PROVIDED RECORDS
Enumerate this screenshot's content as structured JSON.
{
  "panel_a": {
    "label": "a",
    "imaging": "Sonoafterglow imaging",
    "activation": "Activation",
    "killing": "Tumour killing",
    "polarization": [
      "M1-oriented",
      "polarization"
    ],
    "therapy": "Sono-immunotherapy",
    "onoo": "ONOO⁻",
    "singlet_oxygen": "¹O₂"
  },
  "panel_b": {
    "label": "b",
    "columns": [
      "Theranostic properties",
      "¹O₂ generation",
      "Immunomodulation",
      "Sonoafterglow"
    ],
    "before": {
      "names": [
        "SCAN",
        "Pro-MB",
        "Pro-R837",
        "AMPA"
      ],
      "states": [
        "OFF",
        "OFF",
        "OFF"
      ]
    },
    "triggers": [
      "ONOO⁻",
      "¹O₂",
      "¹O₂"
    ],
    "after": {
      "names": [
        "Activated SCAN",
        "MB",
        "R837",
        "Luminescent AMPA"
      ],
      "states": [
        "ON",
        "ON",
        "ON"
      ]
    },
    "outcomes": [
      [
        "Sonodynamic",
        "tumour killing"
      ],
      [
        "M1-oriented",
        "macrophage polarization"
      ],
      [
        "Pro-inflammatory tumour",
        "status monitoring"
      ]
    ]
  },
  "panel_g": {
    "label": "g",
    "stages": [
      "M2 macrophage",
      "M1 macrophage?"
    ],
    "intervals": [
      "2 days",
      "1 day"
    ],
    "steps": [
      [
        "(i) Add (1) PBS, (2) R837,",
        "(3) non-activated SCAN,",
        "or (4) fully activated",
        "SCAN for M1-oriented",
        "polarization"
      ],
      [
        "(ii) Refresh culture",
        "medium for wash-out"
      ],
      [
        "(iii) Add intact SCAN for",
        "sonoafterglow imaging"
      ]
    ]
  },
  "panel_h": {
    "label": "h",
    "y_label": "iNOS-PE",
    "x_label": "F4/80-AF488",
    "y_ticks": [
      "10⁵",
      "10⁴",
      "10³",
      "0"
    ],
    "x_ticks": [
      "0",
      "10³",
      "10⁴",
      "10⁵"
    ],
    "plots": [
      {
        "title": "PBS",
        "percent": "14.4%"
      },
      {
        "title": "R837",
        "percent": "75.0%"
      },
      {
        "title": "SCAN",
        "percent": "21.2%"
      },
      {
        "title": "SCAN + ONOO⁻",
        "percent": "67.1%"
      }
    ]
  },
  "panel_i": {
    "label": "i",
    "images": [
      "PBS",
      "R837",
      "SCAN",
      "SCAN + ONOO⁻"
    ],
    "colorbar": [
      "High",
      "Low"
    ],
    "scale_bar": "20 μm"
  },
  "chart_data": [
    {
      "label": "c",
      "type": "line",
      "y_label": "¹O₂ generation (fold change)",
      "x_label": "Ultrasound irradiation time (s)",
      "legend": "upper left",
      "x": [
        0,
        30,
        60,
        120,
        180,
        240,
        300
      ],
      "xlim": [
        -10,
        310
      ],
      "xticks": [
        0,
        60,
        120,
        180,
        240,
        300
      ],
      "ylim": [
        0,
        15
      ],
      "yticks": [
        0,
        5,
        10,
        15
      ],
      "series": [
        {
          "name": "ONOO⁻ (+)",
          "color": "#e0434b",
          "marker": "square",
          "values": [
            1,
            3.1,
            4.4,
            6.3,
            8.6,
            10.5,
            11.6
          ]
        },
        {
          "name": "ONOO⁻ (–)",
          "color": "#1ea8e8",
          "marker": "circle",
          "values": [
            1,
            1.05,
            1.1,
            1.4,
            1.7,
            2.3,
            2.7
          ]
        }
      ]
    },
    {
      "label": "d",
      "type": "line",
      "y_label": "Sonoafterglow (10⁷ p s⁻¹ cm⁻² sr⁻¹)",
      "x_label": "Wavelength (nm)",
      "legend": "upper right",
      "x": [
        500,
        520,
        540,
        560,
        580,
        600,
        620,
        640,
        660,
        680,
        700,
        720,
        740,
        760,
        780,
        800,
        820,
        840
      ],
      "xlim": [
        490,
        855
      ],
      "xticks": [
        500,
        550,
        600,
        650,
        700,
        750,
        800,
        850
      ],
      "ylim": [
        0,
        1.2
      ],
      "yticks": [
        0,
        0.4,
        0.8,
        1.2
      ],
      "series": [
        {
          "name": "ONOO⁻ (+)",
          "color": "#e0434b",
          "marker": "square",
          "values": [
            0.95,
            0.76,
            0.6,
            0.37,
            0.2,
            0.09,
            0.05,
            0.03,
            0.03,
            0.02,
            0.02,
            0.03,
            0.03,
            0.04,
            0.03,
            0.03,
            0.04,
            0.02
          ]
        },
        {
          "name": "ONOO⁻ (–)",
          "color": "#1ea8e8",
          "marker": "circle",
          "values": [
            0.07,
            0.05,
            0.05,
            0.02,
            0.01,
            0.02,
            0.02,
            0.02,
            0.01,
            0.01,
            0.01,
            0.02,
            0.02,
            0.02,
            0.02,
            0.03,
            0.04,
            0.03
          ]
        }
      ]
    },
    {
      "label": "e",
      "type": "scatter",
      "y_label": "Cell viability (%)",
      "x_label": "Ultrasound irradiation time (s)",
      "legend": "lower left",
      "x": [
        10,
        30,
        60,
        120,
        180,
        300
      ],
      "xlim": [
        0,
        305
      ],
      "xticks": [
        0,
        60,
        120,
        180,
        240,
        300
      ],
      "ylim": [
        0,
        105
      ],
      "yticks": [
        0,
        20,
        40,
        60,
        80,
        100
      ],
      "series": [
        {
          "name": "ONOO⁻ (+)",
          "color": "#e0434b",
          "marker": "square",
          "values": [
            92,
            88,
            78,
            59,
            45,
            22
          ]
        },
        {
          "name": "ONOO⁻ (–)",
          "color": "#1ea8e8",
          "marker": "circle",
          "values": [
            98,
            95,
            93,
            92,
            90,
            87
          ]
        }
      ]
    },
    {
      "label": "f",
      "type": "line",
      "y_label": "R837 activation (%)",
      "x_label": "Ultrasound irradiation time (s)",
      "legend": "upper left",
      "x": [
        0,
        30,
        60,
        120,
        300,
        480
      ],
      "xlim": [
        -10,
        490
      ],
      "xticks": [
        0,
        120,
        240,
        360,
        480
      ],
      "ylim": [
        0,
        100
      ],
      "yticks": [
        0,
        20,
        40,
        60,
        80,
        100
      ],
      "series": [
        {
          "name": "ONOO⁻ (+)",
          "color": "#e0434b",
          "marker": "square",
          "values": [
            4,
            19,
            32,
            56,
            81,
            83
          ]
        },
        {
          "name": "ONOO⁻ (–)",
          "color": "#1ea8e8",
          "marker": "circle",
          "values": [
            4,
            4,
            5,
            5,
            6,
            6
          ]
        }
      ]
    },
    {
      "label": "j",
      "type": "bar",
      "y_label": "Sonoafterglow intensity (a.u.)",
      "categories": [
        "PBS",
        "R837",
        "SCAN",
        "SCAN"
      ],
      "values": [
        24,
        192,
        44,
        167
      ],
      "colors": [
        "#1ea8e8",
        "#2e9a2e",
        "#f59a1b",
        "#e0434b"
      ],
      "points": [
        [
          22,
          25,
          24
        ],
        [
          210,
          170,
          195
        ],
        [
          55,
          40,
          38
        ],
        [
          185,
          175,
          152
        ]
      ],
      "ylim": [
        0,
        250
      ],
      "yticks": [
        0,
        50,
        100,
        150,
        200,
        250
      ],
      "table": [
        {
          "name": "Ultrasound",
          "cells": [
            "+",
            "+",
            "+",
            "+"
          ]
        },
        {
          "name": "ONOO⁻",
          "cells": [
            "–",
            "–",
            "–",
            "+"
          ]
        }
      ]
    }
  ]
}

PROBLEM DESCRIPTION
The data above must be returned in full, exactly as written.

EXPECTED ANSWER
Enumerate this screenshot's content as structured JSON.
{
  "panel_a": {
    "label": "a",
    "imaging": "Sonoafterglow imaging",
    "activation": "Activation",
    "killing": "Tumour killing",
    "polarization": [
      "M1-oriented",
      "polarization"
    ],
    "therapy": "Sono-immunotherapy",
    "onoo": "ONOO⁻",
    "singlet_oxygen": "¹O₂"
  },
  "panel_b": {
    "label": "b",
    "columns": [
      "Theranostic properties",
      "¹O₂ generation",
      "Immunomodulation",
      "Sonoafterglow"
    ],
    "before": {
      "names": [
        "SCAN",
        "Pro-MB",
        "Pro-R837",
        "AMPA"
      ],
      "states": [
        "OFF",
        "OFF",
        "OFF"
      ]
    },
    "triggers": [
      "ONOO⁻",
      "¹O₂",
      "¹O₂"
    ],
    "after": {
      "names": [
        "Activated SCAN",
        "MB",
        "R837",
        "Luminescent AMPA"
      ],
      "states": [
        "ON",
        "ON",
        "ON"
      ]
    },
    "outcomes": [
      [
        "Sonodynamic",
        "tumour killing"
      ],
      [
        "M1-oriented",
        "macrophage polarization"
      ],
      [
        "Pro-inflammatory tumour",
        "status monitoring"
      ]
    ]
  },
  "panel_g": {
    "label": "g",
    "stages": [
      "M2 macrophage",
      "M1 macrophage?"
    ],
    "intervals": [
      "2 days",
      "1 day"
    ],
    "steps": [
      [
        "(i) Add (1) PBS, (2) R837,",
        "(3) non-activated SCAN,",
        "or (4) fully activated",
        "SCAN for M1-oriented",
        "polarization"
      ],
      [
        "(ii) Refresh culture",
        "medium for wash-out"
      ],
      [
        "(iii) Add intact SCAN for",
        "sonoafterglow imaging"
      ]
    ]
  },
  "panel_h": {
    "label": "h",
    "y_label": "iNOS-PE",
    "x_label": "F4/80-AF488",
    "y_ticks": [
      "10⁵",
      "10⁴",
      "10³",
      "0"
    ],
    "x_ticks": [
      "0",
      "10³",
      "10⁴",
      "10⁵"
    ],
    "plots": [
      {
        "title": "PBS",
        "percent": "14.4%"
      },
      {
        "title": "R837",
        "percent": "75.0%"
      },
      {
        "title": "SCAN",
        "percent": "21.2%"
      },
      {
        "title": "SCAN + ONOO⁻",
        "percent": "67.1%"
      }
    ]
  },
  "panel_i": {
    "label": "i",
    "images": [
      "PBS",
      "R837",
      "SCAN",
      "SCAN + ONOO⁻"
    ],
    "colorbar": [
      "High",
      "Low"
    ],
    "scale_bar": "20 μm"
  },
  "chart_data": [
    {
      "label": "c",
      "type": "line",
      "y_label": "¹O₂ generation (fold change)",
      "x_label": "Ultrasound irradiation time (s)",
      "legend": "upper left",
      "x": [
        0,
        30,
        60,
        120,
        180,
        240,
        300
      ],
      "xlim": [
        -10,
        310
      ],
      "xticks": [
        0,
        60,
        120,
        180,
        240,
        300
      ],
      "ylim": [
        0,
        15
      ],
      "yticks": [
        0,
        5,
        10,
        15
      ],
      "series": [
        {
          "name": "ONOO⁻ (+)",
          "color": "#e0434b",
          "marker": "square",
          "values": [
            1,
            3.1,
            4.4,
            6.3,
            8.6,
            10.5,
            11.6
          ]
        },
        {
          "name": "ONOO⁻ (–)",
          "color": "#1ea8e8",
          "marker": "circle",
          "values": [
            1,
            1.05,
            1.1,
            1.4,
            1.7,
            2.3,
            2.7
          ]
        }
      ]
    },
    {
      "label": "d",
      "type": "line",
      "y_label": "Sonoafterglow (10⁷ p s⁻¹ cm⁻² sr⁻¹)",
      "x_label": "Wavelength (nm)",
      "legend": "upper right",
      "x": [
        500,
        520,
        540,
        560,
        580,
        600,
        620,
        640,
        660,
        680,
        700,
        720,
        740,
        760,
        780,
        800,
        820,
        840
      ],
      "xlim": [
        490,
        855
      ],
      "xticks": [
        500,
        550,
        600,
        650,
        700,
        750,
        800,
        850
      ],
      "ylim": [
        0,
        1.2
      ],
      "yticks": [
        0,
        0.4,
        0.8,
        1.2
      ],
      "series": [
        {
          "name": "ONOO⁻ (+)",
          "color": "#e0434b",
          "marker": "square",
          "values": [
            0.95,
            0.76,
            0.6,
            0.37,
            0.2,
            0.09,
            0.05,
            0.03,
            0.03,
            0.02,
            0.02,
            0.03,
            0.03,
            0.04,
            0.03,
            0.03,
            0.04,
            0.02
          ]
        },
        {
          "name": "ONOO⁻ (–)",
          "color": "#1ea8e8",
          "marker": "circle",
          "values": [
            0.07,
            0.05,
            0.05,
            0.02,
            0.01,
            0.02,
            0.02,
            0.02,
            0.01,
            0.01,
            0.01,
            0.02,
            0.02,
            0.02,
            0.02,
            0.03,
            0.04,
            0.03
          ]
        }
      ]
    },
    {
      "label": "e",
      "type": "scatter",
      "y_label": "Cell viability (%)",
      "x_label": "Ultrasound irradiation time (s)",
      "legend": "lower left",
      "x": [
        10,
        30,
        60,
        120,
        180,
        300
      ],
      "xlim": [
        0,
        305
      ],
      "xticks": [
        0,
        60,
        120,
        180,
        240,
        300
      ],
      "ylim": [
        0,
        105
      ],
      "yticks": [
        0,
        20,
        40,
        60,
        80,
        100
      ],
      "series": [
        {
          "name": "ONOO⁻ (+)",
          "color": "#e0434b",
          "marker": "square",
          "values": [
            92,
            88,
            78,
            59,
            45,
            22
          ]
        },
        {
          "name": "ONOO⁻ (–)",
          "color": "#1ea8e8",
          "marker": "circle",
          "values": [
            98,
            95,
            93,
            92,
            90,
            87
          ]
        }
      ]
    },
    {
      "label": "f",
      "type": "line",
      "y_label": "R837 activation (%)",
      "x_label": "Ultrasound irradiation time (s)",
      "legend": "upper left",
      "x": [
        0,
        30,
        60,
        120,
        300,
        480
      ],
      "xlim": [
        -10,
        490
      ],
      "xticks": [
        0,
        120,
        240,
        360,
        480
      ],
      "ylim": [
        0,
        100
      ],
      "yticks": [
        0,
        20,
        40,
        60,
        80,
        100
      ],
      "series": [
        {
          "name": "ONOO⁻ (+)",
          "color": "#e0434b",
          "marker": "square",
          "values": [
            4,
            19,
            32,
            56,
            81,
            83
          ]
        },
        {
          "name": "ONOO⁻ (–)",
          "color": "#1ea8e8",
          "marker": "circle",
          "values": [
            4,
            4,
            5,
            5,
            6,
            6
          ]
        }
      ]
    },
    {
      "label": "j",
      "type": "bar",
      "y_label": "Sonoafterglow intensity (a.u.)",
      "categories": [
        "PBS",
        "R837",
        "SCAN",
        "SCAN"
      ],
      "values": [
        24,
        192,
        44,
        167
      ],
      "colors": [
        "#1ea8e8",
        "#2e9a2e",
        "#f59a1b",
        "#e0434b"
      ],
      "points": [
        [
          22,
          25,
          24
        ],
        [
          210,
          170,
          195
        ],
        [
          55,
          40,
          38
        ],
        [
          185,
          175,
          152
        ]
      ],
      "ylim": [
        0,
        250
      ],
      "yticks": [
        0,
        50,
        100,
        150,
        200,
        250
      ],
      "table": [
        {
          "name": "Ultrasound",
          "cells": [
            "+",
            "+",
            "+",
            "+"
          ]
        },
        {
          "name": "ONOO⁻",
          "cells": [
            "–",
            "–",
            "–",
            "+"
          ]
        }
      ]
    }
  ]
}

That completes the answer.